◆ PROBLEM STATEMENT: Go through the data below and gather each line containing "объем".

◆ DATA IN THIS EXERCISE:
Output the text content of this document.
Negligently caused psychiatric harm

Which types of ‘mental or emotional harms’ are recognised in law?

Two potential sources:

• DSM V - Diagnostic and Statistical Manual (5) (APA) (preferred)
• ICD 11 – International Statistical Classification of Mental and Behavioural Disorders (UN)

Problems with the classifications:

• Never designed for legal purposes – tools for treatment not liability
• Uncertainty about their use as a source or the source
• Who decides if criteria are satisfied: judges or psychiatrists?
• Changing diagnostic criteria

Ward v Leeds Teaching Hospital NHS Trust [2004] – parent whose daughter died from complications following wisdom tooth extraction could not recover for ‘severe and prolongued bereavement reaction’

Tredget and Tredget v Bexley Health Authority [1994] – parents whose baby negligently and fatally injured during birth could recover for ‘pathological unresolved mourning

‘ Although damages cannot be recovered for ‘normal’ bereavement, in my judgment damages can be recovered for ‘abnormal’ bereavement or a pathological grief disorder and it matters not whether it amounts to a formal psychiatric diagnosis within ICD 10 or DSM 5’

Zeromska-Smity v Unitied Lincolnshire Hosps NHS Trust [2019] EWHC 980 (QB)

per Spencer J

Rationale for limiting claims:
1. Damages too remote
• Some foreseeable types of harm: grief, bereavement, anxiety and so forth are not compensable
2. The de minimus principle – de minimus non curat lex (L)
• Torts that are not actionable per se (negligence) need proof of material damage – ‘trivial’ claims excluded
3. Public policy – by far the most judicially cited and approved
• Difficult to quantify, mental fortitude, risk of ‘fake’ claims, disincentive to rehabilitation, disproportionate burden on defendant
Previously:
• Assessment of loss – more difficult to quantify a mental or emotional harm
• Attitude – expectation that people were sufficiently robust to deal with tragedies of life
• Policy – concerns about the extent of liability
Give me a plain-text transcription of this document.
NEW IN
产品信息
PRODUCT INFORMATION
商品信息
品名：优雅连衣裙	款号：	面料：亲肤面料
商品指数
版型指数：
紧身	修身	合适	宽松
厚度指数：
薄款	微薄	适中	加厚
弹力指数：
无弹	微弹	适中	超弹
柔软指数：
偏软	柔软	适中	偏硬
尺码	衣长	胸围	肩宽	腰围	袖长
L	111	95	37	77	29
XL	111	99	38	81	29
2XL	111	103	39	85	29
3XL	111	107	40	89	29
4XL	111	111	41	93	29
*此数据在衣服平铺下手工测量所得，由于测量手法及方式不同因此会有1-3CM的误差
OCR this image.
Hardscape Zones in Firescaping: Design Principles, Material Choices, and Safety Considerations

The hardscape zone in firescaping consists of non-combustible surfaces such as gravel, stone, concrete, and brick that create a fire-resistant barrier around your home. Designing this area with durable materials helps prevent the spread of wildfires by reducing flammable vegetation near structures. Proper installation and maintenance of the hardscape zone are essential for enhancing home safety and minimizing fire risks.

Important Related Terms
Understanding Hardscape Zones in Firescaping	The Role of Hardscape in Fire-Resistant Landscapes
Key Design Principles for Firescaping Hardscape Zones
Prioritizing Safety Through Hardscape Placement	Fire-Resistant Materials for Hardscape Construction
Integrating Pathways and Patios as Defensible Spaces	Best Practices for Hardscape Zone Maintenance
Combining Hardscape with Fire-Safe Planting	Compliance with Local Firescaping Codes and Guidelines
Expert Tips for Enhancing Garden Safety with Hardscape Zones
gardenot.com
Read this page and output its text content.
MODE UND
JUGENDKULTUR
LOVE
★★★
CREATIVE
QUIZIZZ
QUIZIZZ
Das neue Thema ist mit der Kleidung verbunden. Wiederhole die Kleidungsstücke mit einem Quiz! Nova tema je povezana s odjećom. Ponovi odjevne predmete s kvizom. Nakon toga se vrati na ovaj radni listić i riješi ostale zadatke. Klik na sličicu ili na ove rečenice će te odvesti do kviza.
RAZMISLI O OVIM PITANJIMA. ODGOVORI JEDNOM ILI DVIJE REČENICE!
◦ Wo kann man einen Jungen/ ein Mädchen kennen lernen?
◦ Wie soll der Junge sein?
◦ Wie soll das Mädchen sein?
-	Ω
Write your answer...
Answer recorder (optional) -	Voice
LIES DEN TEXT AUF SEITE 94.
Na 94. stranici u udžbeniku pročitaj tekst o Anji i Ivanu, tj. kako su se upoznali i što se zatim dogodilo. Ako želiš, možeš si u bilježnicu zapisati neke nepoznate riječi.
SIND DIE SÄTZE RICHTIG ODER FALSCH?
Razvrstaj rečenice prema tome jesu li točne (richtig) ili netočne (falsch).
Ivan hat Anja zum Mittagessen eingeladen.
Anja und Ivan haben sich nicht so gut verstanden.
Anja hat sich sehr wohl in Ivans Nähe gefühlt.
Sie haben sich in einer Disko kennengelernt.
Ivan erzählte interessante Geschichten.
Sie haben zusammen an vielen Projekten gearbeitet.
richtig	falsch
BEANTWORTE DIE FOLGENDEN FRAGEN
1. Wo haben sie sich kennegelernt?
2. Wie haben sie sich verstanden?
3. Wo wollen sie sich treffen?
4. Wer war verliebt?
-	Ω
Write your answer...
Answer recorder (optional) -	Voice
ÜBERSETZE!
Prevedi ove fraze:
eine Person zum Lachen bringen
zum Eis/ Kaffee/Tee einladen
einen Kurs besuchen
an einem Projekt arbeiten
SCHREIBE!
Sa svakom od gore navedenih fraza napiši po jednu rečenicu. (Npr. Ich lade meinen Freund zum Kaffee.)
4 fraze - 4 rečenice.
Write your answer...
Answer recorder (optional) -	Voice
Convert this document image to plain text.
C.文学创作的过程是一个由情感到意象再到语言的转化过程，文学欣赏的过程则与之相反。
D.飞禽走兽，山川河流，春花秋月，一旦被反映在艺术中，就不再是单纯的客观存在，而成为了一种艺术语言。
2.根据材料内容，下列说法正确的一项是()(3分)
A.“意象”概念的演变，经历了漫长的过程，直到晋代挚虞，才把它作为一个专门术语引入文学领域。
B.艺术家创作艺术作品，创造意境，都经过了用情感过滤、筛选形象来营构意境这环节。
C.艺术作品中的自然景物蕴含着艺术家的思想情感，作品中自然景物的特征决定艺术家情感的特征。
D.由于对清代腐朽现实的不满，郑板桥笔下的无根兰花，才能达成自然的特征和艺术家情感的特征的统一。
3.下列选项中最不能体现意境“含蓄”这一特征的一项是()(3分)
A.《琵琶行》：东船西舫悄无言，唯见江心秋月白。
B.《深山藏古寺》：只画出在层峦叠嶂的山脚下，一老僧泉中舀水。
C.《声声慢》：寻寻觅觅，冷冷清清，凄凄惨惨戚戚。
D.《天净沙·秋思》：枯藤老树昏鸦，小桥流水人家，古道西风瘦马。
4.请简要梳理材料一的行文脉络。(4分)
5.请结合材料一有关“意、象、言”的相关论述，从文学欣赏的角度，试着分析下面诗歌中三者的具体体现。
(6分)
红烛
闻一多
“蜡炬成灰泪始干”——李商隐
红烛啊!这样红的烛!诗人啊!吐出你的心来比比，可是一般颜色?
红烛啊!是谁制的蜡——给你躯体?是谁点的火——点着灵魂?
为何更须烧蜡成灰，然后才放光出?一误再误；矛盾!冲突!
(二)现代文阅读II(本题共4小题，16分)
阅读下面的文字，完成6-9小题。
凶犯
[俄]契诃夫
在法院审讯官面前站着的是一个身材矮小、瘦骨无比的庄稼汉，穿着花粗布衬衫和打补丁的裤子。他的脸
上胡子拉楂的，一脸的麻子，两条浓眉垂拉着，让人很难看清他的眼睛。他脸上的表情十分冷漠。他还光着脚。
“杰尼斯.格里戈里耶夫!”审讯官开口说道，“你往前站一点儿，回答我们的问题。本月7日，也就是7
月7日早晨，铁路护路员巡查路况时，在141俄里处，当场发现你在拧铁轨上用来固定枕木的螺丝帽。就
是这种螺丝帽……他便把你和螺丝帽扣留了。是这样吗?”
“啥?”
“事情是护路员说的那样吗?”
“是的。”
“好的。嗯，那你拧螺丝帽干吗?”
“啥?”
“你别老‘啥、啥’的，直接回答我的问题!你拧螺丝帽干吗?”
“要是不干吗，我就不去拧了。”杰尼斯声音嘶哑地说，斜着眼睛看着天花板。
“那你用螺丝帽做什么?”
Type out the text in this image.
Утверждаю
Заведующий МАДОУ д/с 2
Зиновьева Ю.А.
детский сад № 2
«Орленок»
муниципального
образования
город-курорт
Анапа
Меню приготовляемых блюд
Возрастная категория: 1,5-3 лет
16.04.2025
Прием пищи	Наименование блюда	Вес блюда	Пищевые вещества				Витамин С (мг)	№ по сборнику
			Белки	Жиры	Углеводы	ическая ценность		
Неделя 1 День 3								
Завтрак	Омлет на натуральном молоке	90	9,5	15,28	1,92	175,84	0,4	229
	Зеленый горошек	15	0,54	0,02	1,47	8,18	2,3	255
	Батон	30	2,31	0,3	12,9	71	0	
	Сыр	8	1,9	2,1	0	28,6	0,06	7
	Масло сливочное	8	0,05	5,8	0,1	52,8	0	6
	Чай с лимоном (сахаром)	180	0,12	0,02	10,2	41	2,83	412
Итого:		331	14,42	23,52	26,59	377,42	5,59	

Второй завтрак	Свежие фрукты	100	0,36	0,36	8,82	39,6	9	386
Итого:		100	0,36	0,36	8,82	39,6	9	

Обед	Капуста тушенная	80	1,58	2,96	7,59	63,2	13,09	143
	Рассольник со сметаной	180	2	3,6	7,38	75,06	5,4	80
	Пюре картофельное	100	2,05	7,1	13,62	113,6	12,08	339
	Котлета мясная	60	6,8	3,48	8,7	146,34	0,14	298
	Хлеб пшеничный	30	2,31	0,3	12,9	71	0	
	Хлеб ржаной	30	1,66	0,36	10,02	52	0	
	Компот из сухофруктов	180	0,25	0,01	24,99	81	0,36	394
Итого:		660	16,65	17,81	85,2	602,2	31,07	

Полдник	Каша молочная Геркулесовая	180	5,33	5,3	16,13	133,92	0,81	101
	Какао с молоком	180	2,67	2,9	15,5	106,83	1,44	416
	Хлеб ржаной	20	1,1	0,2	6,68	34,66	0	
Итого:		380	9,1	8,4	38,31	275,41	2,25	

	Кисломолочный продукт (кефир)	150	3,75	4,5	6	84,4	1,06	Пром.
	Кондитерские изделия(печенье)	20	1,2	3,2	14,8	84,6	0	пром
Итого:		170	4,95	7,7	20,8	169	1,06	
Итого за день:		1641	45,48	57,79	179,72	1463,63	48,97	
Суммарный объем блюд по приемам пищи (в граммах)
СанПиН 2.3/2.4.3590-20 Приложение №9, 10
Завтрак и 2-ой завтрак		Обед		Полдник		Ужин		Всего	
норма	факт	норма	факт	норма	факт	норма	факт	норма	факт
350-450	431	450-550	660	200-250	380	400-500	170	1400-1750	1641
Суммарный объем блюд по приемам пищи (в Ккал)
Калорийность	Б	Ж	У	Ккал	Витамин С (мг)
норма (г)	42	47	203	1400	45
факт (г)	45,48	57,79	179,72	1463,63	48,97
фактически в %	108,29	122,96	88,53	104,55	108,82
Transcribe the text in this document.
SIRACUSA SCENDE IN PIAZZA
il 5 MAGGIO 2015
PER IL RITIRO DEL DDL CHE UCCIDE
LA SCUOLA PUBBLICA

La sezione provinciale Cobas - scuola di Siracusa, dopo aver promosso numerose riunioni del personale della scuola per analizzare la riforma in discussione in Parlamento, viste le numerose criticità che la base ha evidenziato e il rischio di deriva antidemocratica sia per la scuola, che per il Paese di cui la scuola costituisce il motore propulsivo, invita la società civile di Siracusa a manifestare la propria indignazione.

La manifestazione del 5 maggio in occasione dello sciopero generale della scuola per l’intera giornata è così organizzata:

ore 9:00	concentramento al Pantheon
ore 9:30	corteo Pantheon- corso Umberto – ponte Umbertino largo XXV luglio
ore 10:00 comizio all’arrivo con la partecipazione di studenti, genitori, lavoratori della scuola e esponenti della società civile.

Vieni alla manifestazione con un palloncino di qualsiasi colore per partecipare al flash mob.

◆ OUTPUT OF THE TASK:
Суммарный объем блюд по приемам пищи (в граммах)
Суммарный объем блюд по приемам пищи (в Ккал)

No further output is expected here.